__WHAT IS BEING ASKED__. Extract every line that includes the string "text".
>>>
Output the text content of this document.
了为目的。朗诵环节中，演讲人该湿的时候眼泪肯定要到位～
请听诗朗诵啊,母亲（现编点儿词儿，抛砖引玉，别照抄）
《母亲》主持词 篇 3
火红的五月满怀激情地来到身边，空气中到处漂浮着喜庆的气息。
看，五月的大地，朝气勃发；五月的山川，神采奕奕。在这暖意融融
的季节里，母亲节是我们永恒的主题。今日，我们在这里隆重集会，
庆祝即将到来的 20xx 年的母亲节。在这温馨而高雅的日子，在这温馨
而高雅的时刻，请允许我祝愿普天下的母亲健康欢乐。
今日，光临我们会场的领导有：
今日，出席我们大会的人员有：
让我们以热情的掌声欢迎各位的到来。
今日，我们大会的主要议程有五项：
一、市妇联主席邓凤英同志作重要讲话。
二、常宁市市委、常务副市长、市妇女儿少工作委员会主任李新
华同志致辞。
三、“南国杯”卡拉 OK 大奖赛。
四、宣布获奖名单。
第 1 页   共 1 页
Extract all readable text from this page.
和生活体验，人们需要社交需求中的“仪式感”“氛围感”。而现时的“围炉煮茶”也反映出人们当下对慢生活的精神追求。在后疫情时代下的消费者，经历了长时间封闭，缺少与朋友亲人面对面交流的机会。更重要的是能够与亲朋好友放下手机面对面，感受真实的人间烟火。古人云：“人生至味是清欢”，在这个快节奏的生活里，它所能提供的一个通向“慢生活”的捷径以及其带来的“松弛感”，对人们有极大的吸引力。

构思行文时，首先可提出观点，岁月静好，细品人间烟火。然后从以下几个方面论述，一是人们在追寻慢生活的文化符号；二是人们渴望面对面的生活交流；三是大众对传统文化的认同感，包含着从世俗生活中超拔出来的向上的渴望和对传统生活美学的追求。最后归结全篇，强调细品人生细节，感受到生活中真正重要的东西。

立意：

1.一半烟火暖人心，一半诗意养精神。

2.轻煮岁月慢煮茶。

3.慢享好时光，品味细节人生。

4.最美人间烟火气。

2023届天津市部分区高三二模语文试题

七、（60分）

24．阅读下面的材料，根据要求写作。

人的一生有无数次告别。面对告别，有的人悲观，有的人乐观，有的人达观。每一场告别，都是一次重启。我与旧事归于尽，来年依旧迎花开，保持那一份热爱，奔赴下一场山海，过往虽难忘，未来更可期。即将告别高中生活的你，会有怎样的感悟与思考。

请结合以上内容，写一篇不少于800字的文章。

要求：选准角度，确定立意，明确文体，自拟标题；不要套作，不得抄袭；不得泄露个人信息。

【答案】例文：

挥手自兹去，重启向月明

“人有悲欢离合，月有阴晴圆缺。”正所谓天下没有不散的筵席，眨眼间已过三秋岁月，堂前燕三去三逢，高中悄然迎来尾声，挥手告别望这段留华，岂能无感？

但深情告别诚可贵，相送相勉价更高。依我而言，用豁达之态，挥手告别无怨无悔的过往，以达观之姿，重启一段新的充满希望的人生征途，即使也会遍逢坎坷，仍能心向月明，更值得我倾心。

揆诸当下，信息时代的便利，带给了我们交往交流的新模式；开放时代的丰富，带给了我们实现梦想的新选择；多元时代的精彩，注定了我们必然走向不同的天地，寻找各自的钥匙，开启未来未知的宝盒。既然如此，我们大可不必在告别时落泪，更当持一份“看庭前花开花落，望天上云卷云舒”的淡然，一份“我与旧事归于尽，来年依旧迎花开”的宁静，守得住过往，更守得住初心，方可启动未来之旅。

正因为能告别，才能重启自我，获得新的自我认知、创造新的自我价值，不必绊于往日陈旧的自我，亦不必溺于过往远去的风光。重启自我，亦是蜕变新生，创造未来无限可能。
<<<
__EXERCISE ANSWER__.
Output the text content of this document.
Extract all readable text from this page.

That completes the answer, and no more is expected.